§ To do: Pull out the rows from the very first one through the row containing "q3-option-b-numerator: m(v₀²−2μgL): [283, 232, 355, 247]", and copy them character for character.

§ Material for this exercise:

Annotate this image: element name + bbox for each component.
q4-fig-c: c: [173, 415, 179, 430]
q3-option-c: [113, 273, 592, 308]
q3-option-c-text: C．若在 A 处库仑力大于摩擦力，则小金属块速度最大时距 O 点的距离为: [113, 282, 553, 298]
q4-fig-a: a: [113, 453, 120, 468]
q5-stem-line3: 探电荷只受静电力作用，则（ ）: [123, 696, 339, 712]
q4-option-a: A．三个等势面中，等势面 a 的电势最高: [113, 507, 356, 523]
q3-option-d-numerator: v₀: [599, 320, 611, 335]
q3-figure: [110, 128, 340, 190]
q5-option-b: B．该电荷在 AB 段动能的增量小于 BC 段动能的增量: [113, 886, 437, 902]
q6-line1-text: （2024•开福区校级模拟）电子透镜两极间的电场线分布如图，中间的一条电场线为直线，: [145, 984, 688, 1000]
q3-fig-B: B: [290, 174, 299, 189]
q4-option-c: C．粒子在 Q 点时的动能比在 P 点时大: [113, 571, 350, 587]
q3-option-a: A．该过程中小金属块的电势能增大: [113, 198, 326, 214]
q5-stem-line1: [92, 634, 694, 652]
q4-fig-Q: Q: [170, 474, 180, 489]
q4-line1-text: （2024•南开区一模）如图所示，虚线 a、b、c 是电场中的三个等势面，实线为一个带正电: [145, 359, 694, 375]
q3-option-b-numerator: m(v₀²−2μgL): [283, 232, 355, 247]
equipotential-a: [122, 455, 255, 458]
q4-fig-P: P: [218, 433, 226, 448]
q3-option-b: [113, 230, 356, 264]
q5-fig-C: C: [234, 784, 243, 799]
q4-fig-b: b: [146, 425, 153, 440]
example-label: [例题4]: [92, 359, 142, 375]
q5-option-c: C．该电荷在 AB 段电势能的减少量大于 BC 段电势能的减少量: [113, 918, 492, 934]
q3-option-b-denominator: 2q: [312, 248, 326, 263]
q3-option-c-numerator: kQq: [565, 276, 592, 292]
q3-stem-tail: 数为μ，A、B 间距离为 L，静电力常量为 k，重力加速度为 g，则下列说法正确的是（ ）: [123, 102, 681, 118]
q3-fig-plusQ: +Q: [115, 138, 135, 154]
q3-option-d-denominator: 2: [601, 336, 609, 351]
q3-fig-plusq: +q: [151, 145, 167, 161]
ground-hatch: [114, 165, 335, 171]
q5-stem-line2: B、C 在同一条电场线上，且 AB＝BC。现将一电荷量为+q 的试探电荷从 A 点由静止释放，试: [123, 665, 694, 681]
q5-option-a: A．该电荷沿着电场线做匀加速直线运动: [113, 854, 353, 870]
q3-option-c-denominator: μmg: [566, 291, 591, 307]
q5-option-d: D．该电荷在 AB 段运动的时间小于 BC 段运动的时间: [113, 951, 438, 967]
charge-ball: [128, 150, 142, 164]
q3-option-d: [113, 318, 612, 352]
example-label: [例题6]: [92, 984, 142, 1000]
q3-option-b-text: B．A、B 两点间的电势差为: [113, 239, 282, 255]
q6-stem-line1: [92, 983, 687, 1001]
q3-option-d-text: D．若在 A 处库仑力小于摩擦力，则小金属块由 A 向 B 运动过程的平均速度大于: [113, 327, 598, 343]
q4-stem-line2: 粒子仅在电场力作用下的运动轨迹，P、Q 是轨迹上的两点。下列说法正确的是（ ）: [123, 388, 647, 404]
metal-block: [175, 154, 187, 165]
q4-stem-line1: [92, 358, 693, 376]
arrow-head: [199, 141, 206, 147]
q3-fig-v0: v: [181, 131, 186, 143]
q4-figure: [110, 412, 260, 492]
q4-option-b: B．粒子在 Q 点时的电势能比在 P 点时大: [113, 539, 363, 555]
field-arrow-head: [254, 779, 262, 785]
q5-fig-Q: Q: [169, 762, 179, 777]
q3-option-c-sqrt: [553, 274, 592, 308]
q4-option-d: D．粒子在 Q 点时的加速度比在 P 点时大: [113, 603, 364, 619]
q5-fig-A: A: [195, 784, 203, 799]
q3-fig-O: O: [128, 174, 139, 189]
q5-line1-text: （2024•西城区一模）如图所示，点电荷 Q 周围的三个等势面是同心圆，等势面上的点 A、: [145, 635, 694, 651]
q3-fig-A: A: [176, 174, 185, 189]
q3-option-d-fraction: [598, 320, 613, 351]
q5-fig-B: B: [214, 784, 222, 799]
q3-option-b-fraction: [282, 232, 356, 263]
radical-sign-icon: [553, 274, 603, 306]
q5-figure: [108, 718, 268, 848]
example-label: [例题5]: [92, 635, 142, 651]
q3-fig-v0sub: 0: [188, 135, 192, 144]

§ In response:
Annotate this image: element name + bbox for each component.
q4-fig-c: c: [173, 415, 179, 430]
q3-option-c: [113, 273, 592, 308]
q3-option-c-text: C．若在 A 处库仑力大于摩擦力，则小金属块速度最大时距 O 点的距离为: [113, 282, 553, 298]
q4-fig-a: a: [113, 453, 120, 468]
q5-stem-line3: 探电荷只受静电力作用，则（ ）: [123, 696, 339, 712]
q4-option-a: A．三个等势面中，等势面 a 的电势最高: [113, 507, 356, 523]
q3-option-d-numerator: v₀: [599, 320, 611, 335]
q3-figure: [110, 128, 340, 190]
q5-option-b: B．该电荷在 AB 段动能的增量小于 BC 段动能的增量: [113, 886, 437, 902]
q6-line1-text: （2024•开福区校级模拟）电子透镜两极间的电场线分布如图，中间的一条电场线为直线，: [145, 984, 688, 1000]
q3-fig-B: B: [290, 174, 299, 189]
q4-option-c: C．粒子在 Q 点时的动能比在 P 点时大: [113, 571, 350, 587]
q3-option-a: A．该过程中小金属块的电势能增大: [113, 198, 326, 214]
q5-stem-line1: [92, 634, 694, 652]
q4-fig-Q: Q: [170, 474, 180, 489]
q4-line1-text: （2024•南开区一模）如图所示，虚线 a、b、c 是电场中的三个等势面，实线为一个带正电: [145, 359, 694, 375]
q3-option-b-numerator: m(v₀²−2μgL): [283, 232, 355, 247]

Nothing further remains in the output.